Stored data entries
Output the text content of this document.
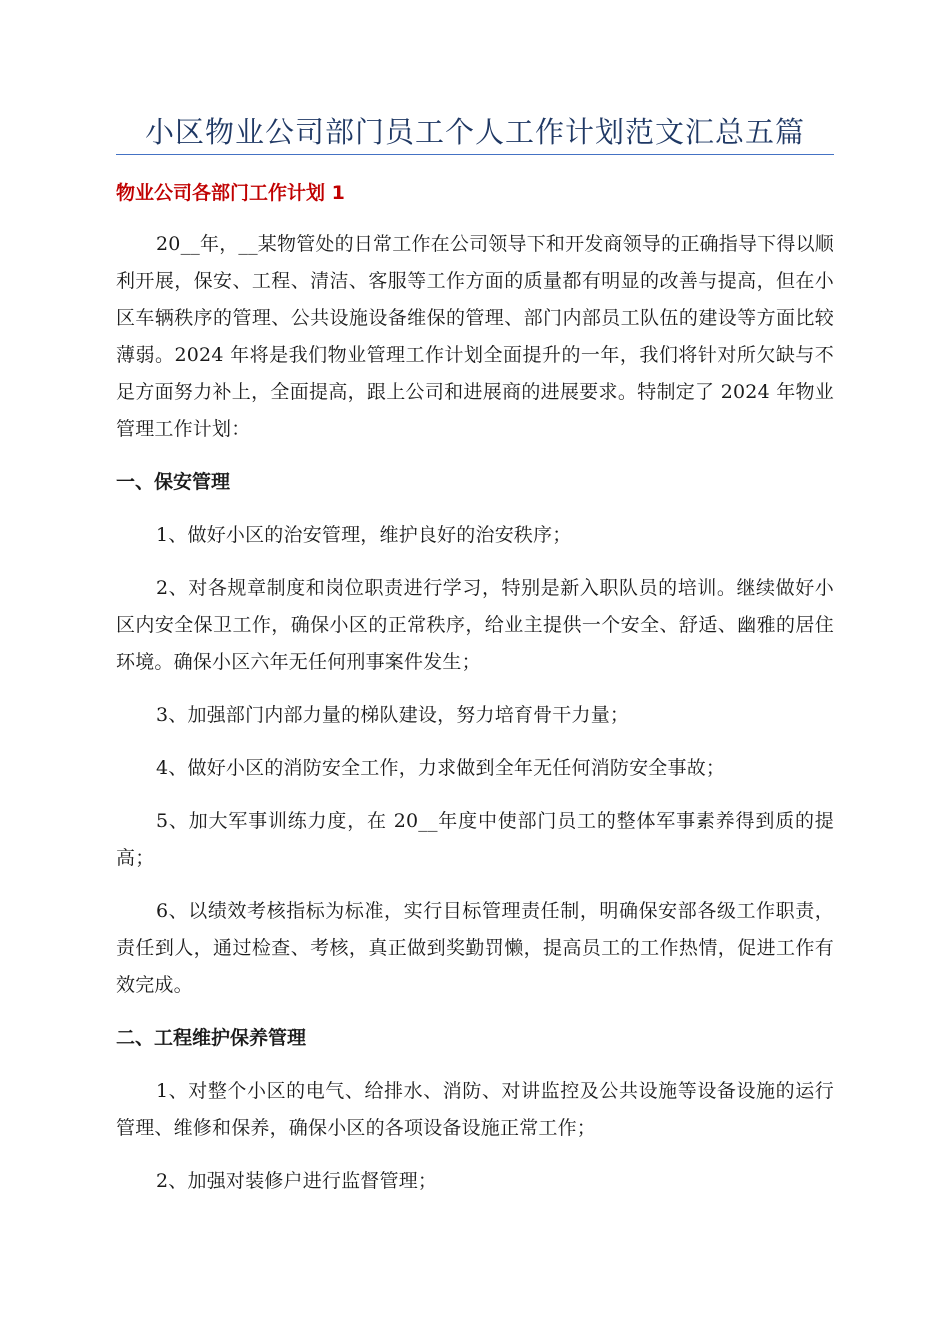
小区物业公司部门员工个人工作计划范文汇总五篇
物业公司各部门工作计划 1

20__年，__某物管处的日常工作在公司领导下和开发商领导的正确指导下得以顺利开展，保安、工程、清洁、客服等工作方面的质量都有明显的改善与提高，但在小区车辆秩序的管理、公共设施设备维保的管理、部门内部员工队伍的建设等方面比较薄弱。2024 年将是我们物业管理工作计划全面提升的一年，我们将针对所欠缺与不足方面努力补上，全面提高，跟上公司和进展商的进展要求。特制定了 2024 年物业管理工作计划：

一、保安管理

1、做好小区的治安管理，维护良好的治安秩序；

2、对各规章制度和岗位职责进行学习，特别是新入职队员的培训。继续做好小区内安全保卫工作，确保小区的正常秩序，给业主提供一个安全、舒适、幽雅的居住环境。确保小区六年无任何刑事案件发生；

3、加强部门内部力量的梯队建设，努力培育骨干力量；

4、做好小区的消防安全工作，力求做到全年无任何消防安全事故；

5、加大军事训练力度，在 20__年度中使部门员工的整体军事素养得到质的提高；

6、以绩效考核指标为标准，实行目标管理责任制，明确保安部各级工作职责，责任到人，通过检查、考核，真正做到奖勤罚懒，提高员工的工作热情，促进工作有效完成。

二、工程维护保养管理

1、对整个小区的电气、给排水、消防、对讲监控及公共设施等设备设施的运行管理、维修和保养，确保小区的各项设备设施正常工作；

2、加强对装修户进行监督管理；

> [What is asked]: Print out every entry above without changing a word, and leave out the pictures.

> [Answer below]:
Output the text content of this document.
小区物业公司部门员工个人工作计划范文汇总五篇
物业公司各部门工作计划 1

20__年，__某物管处的日常工作在公司领导下和开发商领导的正确指导下得以顺利开展，保安、工程、清洁、客服等工作方面的质量都有明显的改善与提高，但在小区车辆秩序的管理、公共设施设备维保的管理、部门内部员工队伍的建设等方面比较薄弱。2024 年将是我们物业管理工作计划全面提升的一年，我们将针对所欠缺与不足方面努力补上，全面提高，跟上公司和进展商的进展要求。特制定了 2024 年物业管理工作计划：

一、保安管理

1、做好小区的治安管理，维护良好的治安秩序；

2、对各规章制度和岗位职责进行学习，特别是新入职队员的培训。继续做好小区内安全保卫工作，确保小区的正常秩序，给业主提供一个安全、舒适、幽雅的居住环境。确保小区六年无任何刑事案件发生；

3、加强部门内部力量的梯队建设，努力培育骨干力量；

4、做好小区的消防安全工作，力求做到全年无任何消防安全事故；

5、加大军事训练力度，在 20__年度中使部门员工的整体军事素养得到质的提高；

6、以绩效考核指标为标准，实行目标管理责任制，明确保安部各级工作职责，责任到人，通过检查、考核，真正做到奖勤罚懒，提高员工的工作热情，促进工作有效完成。

二、工程维护保养管理

1、对整个小区的电气、给排水、消防、对讲监控及公共设施等设备设施的运行管理、维修和保养，确保小区的各项设备设施正常工作；

2、加强对装修户进行监督管理；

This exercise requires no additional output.